> [Challenge]: Can you give all the records again without altering a single character?

> [Input data]:
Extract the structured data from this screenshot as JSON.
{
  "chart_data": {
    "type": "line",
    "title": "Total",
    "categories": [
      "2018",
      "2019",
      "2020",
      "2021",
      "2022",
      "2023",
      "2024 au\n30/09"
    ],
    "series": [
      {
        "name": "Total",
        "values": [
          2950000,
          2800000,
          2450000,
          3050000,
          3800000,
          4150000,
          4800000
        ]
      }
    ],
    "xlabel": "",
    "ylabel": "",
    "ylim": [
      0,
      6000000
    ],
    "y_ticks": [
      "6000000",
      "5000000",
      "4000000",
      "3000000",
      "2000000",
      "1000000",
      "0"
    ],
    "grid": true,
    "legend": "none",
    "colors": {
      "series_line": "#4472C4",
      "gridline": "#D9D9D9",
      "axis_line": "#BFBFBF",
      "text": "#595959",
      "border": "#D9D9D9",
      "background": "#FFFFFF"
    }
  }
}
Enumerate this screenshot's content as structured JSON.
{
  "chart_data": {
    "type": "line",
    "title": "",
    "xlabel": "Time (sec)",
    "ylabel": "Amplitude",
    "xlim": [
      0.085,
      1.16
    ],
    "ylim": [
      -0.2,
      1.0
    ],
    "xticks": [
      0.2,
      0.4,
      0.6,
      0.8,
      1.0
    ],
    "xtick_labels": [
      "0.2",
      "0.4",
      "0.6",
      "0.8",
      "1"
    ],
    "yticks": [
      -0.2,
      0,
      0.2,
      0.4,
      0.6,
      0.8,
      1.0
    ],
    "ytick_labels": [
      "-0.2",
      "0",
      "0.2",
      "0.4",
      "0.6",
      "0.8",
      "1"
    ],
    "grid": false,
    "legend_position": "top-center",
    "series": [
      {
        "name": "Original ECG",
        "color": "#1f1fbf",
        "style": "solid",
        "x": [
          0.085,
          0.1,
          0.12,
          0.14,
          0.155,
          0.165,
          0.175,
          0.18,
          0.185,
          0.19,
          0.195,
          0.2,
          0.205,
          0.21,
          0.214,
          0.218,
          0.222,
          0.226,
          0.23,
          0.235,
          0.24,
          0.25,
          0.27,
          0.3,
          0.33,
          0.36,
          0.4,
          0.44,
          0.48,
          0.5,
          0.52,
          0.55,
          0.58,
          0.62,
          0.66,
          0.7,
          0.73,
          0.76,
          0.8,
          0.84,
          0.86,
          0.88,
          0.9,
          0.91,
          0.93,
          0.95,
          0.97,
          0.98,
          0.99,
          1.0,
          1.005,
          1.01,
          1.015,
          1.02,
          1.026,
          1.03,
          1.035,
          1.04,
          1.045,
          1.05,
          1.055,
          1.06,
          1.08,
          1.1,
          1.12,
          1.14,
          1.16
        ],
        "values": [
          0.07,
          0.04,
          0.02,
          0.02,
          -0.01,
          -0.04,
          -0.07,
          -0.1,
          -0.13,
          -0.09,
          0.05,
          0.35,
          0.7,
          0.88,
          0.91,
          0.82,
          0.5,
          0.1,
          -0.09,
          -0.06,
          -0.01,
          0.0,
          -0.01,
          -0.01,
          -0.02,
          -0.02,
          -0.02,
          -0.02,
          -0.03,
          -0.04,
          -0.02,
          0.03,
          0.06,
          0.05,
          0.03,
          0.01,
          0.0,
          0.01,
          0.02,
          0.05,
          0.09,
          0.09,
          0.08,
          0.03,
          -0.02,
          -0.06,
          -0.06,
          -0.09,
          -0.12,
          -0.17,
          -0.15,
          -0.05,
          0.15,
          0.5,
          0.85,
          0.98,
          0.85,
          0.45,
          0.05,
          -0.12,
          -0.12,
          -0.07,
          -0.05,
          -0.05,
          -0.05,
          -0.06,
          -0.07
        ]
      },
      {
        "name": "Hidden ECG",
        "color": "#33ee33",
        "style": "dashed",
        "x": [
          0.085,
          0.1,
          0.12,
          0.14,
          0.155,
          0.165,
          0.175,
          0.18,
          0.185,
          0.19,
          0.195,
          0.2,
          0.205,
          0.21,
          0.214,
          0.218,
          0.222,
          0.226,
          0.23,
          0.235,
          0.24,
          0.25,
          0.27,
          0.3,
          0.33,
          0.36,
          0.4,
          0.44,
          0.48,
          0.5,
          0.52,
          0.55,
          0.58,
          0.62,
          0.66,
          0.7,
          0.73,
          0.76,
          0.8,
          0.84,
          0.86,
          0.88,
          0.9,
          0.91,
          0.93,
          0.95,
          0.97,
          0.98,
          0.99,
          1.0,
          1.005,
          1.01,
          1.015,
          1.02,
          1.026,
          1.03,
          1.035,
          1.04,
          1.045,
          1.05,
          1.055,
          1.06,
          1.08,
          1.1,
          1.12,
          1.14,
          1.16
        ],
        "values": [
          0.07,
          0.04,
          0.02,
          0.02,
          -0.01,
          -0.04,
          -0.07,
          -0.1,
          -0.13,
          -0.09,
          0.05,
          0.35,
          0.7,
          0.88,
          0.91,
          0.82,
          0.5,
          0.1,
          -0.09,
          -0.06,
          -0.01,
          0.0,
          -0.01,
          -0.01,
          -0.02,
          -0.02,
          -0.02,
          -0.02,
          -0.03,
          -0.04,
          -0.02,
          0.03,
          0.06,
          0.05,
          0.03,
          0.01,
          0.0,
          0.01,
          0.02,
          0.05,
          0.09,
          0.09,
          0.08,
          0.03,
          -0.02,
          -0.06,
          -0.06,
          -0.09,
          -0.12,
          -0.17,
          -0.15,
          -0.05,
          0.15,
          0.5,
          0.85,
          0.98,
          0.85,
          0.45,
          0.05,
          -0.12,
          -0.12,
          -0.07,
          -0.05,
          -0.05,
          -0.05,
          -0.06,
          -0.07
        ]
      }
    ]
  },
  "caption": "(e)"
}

> [Result for this task]:
Extract the structured data from this screenshot as JSON.
{
  "chart_data": {
    "type": "line",
    "title": "Total",
    "categories": [
      "2018",
      "2019",
      "2020",
      "2021",
      "2022",
      "2023",
      "2024 au\n30/09"
    ],
    "series": [
      {
        "name": "Total",
        "values": [
          2950000,
          2800000,
          2450000,
          3050000,
          3800000,
          4150000,
          4800000
        ]
      }
    ],
    "xlabel": "",
    "ylabel": "",
    "ylim": [
      0,
      6000000
    ],
    "y_ticks": [
      "6000000",
      "5000000",
      "4000000",
      "3000000",
      "2000000",
      "1000000",
      "0"
    ],
    "grid": true,
    "legend": "none",
    "colors": {
      "series_line": "#4472C4",
      "gridline": "#D9D9D9",
      "axis_line": "#BFBFBF",
      "text": "#595959",
      "border": "#D9D9D9",
      "background": "#FFFFFF"
    }
  }
}
Enumerate this screenshot's content as structured JSON.
{
  "chart_data": {
    "type": "line",
    "title": "",
    "xlabel": "Time (sec)",
    "ylabel": "Amplitude",
    "xlim": [
      0.085,
      1.16
    ],
    "ylim": [
      -0.2,
      1.0
    ],
    "xticks": [
      0.2,
      0.4,
      0.6,
      0.8,
      1.0
    ],
    "xtick_labels": [
      "0.2",
      "0.4",
      "0.6",
      "0.8",
      "1"
    ],
    "yticks": [
      -0.2,
      0,
      0.2,
      0.4,
      0.6,
      0.8,
      1.0
    ],
    "ytick_labels": [
      "-0.2",
      "0",
      "0.2",
      "0.4",
      "0.6",
      "0.8",
      "1"
    ],
    "grid": false,
    "legend_position": "top-center",
    "series": [
      {
        "name": "Original ECG",
        "color": "#1f1fbf",
        "style": "solid",
        "x": [
          0.085,
          0.1,
          0.12,
          0.14,
          0.155,
          0.165,
          0.175,
          0.18,
          0.185,
          0.19,
          0.195,
          0.2,
          0.205,
          0.21,
          0.214,
          0.218,
          0.222,
          0.226,
          0.23,
          0.235,
          0.24,
          0.25,
          0.27,
          0.3,
          0.33,
          0.36,
          0.4,
          0.44,
          0.48,
          0.5,
          0.52,
          0.55,
          0.58,
          0.62,
          0.66,
          0.7,
          0.73,
          0.76,
          0.8,
          0.84,
          0.86,
          0.88,
          0.9,
          0.91,
          0.93,
          0.95,
          0.97,
          0.98,
          0.99,
          1.0,
          1.005,
          1.01,
          1.015,
          1.02,
          1.026,
          1.03,
          1.035,
          1.04,
          1.045,
          1.05,
          1.055,
          1.06,
          1.08,
          1.1,
          1.12,
          1.14,
          1.16
        ],
        "values": [
          0.07,
          0.04,
          0.02,
          0.02,
          -0.01,
          -0.04,
          -0.07,
          -0.1,
          -0.13,
          -0.09,
          0.05,
          0.35,
          0.7,
          0.88,
          0.91,
          0.82,
          0.5,
          0.1,
          -0.09,
          -0.06,
          -0.01,
          0.0,
          -0.01,
          -0.01,
          -0.02,
          -0.02,
          -0.02,
          -0.02,
          -0.03,
          -0.04,
          -0.02,
          0.03,
          0.06,
          0.05,
          0.03,
          0.01,
          0.0,
          0.01,
          0.02,
          0.05,
          0.09,
          0.09,
          0.08,
          0.03,
          -0.02,
          -0.06,
          -0.06,
          -0.09,
          -0.12,
          -0.17,
          -0.15,
          -0.05,
          0.15,
          0.5,
          0.85,
          0.98,
          0.85,
          0.45,
          0.05,
          -0.12,
          -0.12,
          -0.07,
          -0.05,
          -0.05,
          -0.05,
          -0.06,
          -0.07
        ]
      },
      {
        "name": "Hidden ECG",
        "color": "#33ee33",
        "style": "dashed",
        "x": [
          0.085,
          0.1,
          0.12,
          0.14,
          0.155,
          0.165,
          0.175,
          0.18,
          0.185,
          0.19,
          0.195,
          0.2,
          0.205,
          0.21,
          0.214,
          0.218,
          0.222,
          0.226,
          0.23,
          0.235,
          0.24,
          0.25,
          0.27,
          0.3,
          0.33,
          0.36,
          0.4,
          0.44,
          0.48,
          0.5,
          0.52,
          0.55,
          0.58,
          0.62,
          0.66,
          0.7,
          0.73,
          0.76,
          0.8,
          0.84,
          0.86,
          0.88,
          0.9,
          0.91,
          0.93,
          0.95,
          0.97,
          0.98,
          0.99,
          1.0,
          1.005,
          1.01,
          1.015,
          1.02,
          1.026,
          1.03,
          1.035,
          1.04,
          1.045,
          1.05,
          1.055,
          1.06,
          1.08,
          1.1,
          1.12,
          1.14,
          1.16
        ],
        "values": [
          0.07,
          0.04,
          0.02,
          0.02,
          -0.01,
          -0.04,
          -0.07,
          -0.1,
          -0.13,
          -0.09,
          0.05,
          0.35,
          0.7,
          0.88,
          0.91,
          0.82,
          0.5,
          0.1,
          -0.09,
          -0.06,
          -0.01,
          0.0,
          -0.01,
          -0.01,
          -0.02,
          -0.02,
          -0.02,
          -0.02,
          -0.03,
          -0.04,
          -0.02,
          0.03,
          0.06,
          0.05,
          0.03,
          0.01,
          0.0,
          0.01,
          0.02,
          0.05,
          0.09,
          0.09,
          0.08,
          0.03,
          -0.02,
          -0.06,
          -0.06,
          -0.09,
          -0.12,
          -0.17,
          -0.15,
          -0.05,
          0.15,
          0.5,
          0.85,
          0.98,
          0.85,
          0.45,
          0.05,
          -0.12,
          -0.12,
          -0.07,
          -0.05,
          -0.05,
          -0.05,
          -0.06,
          -0.07
        ]
      }
    ]
  },
  "caption": "(e)"
}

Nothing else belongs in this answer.